◆ REQUEST
Print all of the entries exactly, minus the pictures.

Saved entries:
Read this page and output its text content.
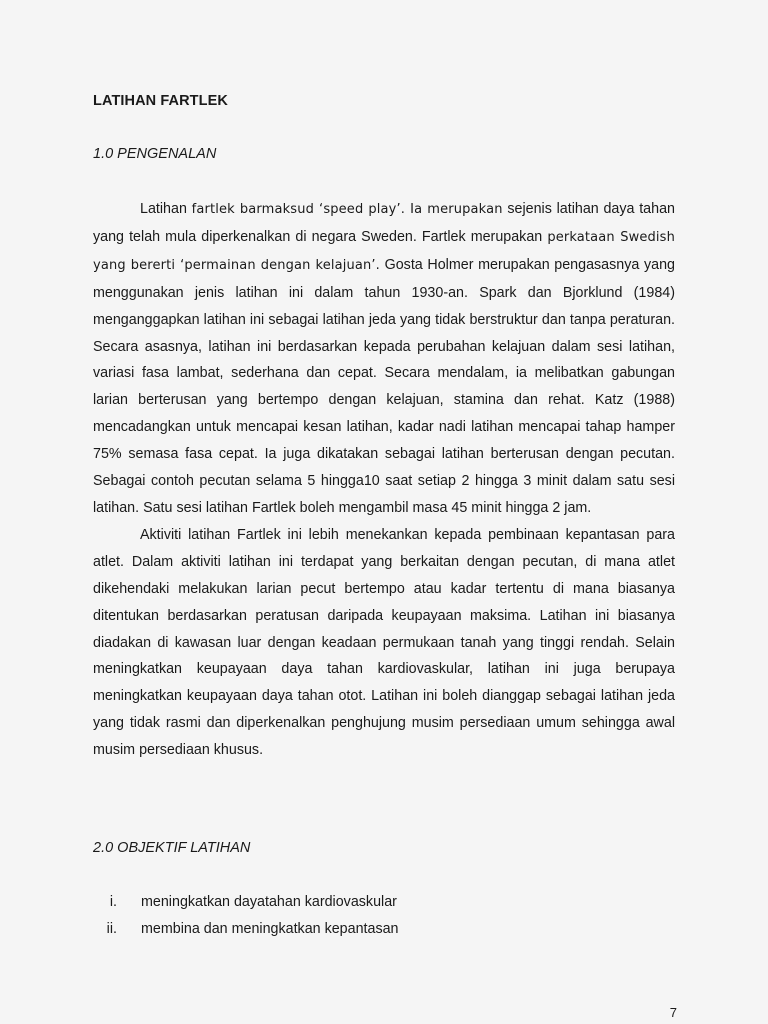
LATIHAN FARTLEK
1.0 PENGENALAN

Latihan fartlek barmaksud ‘speed play’. Ia merupakan sejenis latihan daya tahan yang telah mula diperkenalkan di negara Sweden. Fartlek merupakan perkataan Swedish yang bererti ‘permainan dengan kelajuan’. Gosta Holmer merupakan pengasasnya yang menggunakan jenis latihan ini dalam tahun 1930-an. Spark dan Bjorklund (1984) menganggapkan latihan ini sebagai latihan jeda yang tidak berstruktur dan tanpa peraturan. Secara asasnya, latihan ini berdasarkan kepada perubahan kelajuan dalam sesi latihan, variasi fasa lambat, sederhana dan cepat. Secara mendalam, ia melibatkan gabungan larian berterusan yang bertempo dengan kelajuan, stamina dan rehat. Katz (1988) mencadangkan untuk mencapai kesan latihan, kadar nadi latihan mencapai tahap hamper 75% semasa fasa cepat. Ia juga dikatakan sebagai latihan berterusan dengan pecutan. Sebagai contoh pecutan selama 5 hingga10 saat setiap 2 hingga 3 minit dalam satu sesi latihan. Satu sesi latihan Fartlek boleh mengambil masa 45 minit hingga 2 jam.

Aktiviti latihan Fartlek ini lebih menekankan kepada pembinaan kepantasan para atlet. Dalam aktiviti latihan ini terdapat yang berkaitan dengan pecutan, di mana atlet dikehendaki melakukan larian pecut bertempo atau kadar tertentu di mana biasanya ditentukan berdasarkan peratusan daripada keupayaan maksima. Latihan ini biasanya diadakan di kawasan luar dengan keadaan permukaan tanah yang tinggi rendah. Selain meningkatkan keupayaan daya tahan kardiovaskular, latihan ini juga berupaya meningkatkan keupayaan daya tahan otot. Latihan ini boleh dianggap sebagai latihan jeda yang tidak rasmi dan diperkenalkan penghujung musim persediaan umum sehingga awal musim persediaan khusus.

2.0 OBJEKTIF LATIHAN
i. meningkatkan dayatahan kardiovaskular
ii. membina dan meningkatkan kepantasan
7
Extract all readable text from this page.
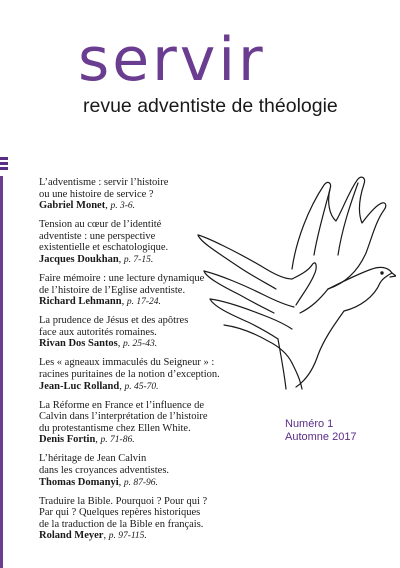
servir
revue adventiste de théologie
L’adventisme : servir l’histoire
ou une histoire de service ?
Gabriel Monet, p. 3-6.
Tension au cœur de l’identité
adventiste : une perspective
existentielle et eschatologique.
Jacques Doukhan, p. 7-15.
Faire mémoire : une lecture dynamique
de l’histoire de l’Eglise adventiste.
Richard Lehmann, p. 17-24.
La prudence de Jésus et des apôtres
face aux autorités romaines.
Rivan Dos Santos, p. 25-43.
Les « agneaux immaculés du Seigneur » :
racines puritaines de la notion d’exception.
Jean-Luc Rolland, p. 45-70.
La Réforme en France et l’influence de
Calvin dans l’interprétation de l’histoire
du protestantisme chez Ellen White.
Denis Fortin, p. 71-86.
L’héritage de Jean Calvin
dans les croyances adventistes.
Thomas Domanyi, p. 87-96.
Traduire la Bible. Pourquoi ? Pour qui ?
Par qui ? Quelques repères historiques
de la traduction de la Bible en français.
Roland Meyer, p. 97-115.
Numéro 1
Automne 2017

◆ SOLUTION TO THE PROBLEM
Read this page and output its text content.
LATIHAN FARTLEK
1.0 PENGENALAN

Latihan fartlek barmaksud ‘speed play’. Ia merupakan sejenis latihan daya tahan yang telah mula diperkenalkan di negara Sweden. Fartlek merupakan perkataan Swedish yang bererti ‘permainan dengan kelajuan’. Gosta Holmer merupakan pengasasnya yang menggunakan jenis latihan ini dalam tahun 1930-an. Spark dan Bjorklund (1984) menganggapkan latihan ini sebagai latihan jeda yang tidak berstruktur dan tanpa peraturan. Secara asasnya, latihan ini berdasarkan kepada perubahan kelajuan dalam sesi latihan, variasi fasa lambat, sederhana dan cepat. Secara mendalam, ia melibatkan gabungan larian berterusan yang bertempo dengan kelajuan, stamina dan rehat. Katz (1988) mencadangkan untuk mencapai kesan latihan, kadar nadi latihan mencapai tahap hamper 75% semasa fasa cepat. Ia juga dikatakan sebagai latihan berterusan dengan pecutan. Sebagai contoh pecutan selama 5 hingga10 saat setiap 2 hingga 3 minit dalam satu sesi latihan. Satu sesi latihan Fartlek boleh mengambil masa 45 minit hingga 2 jam.

Aktiviti latihan Fartlek ini lebih menekankan kepada pembinaan kepantasan para atlet. Dalam aktiviti latihan ini terdapat yang berkaitan dengan pecutan, di mana atlet dikehendaki melakukan larian pecut bertempo atau kadar tertentu di mana biasanya ditentukan berdasarkan peratusan daripada keupayaan maksima. Latihan ini biasanya diadakan di kawasan luar dengan keadaan permukaan tanah yang tinggi rendah. Selain meningkatkan keupayaan daya tahan kardiovaskular, latihan ini juga berupaya meningkatkan keupayaan daya tahan otot. Latihan ini boleh dianggap sebagai latihan jeda yang tidak rasmi dan diperkenalkan penghujung musim persediaan umum sehingga awal musim persediaan khusus.

2.0 OBJEKTIF LATIHAN
i. meningkatkan dayatahan kardiovaskular
ii. membina dan meningkatkan kepantasan
7
Extract all readable text from this page.
servir
revue adventiste de théologie
L’adventisme : servir l’histoire
ou une histoire de service ?
Gabriel Monet, p. 3-6.
Tension au cœur de l’identité
adventiste : une perspective
existentielle et eschatologique.
Jacques Doukhan, p. 7-15.
Faire mémoire : une lecture dynamique
de l’histoire de l’Eglise adventiste.
Richard Lehmann, p. 17-24.
La prudence de Jésus et des apôtres
face aux autorités romaines.
Rivan Dos Santos, p. 25-43.
Les « agneaux immaculés du Seigneur » :
racines puritaines de la notion d’exception.
Jean-Luc Rolland, p. 45-70.
La Réforme en France et l’influence de
Calvin dans l’interprétation de l’histoire
du protestantisme chez Ellen White.
Denis Fortin, p. 71-86.
L’héritage de Jean Calvin
dans les croyances adventistes.
Thomas Domanyi, p. 87-96.
Traduire la Bible. Pourquoi ? Pour qui ?
Par qui ? Quelques repères historiques
de la traduction de la Bible en français.
Roland Meyer, p. 97-115.
Numéro 1
Automne 2017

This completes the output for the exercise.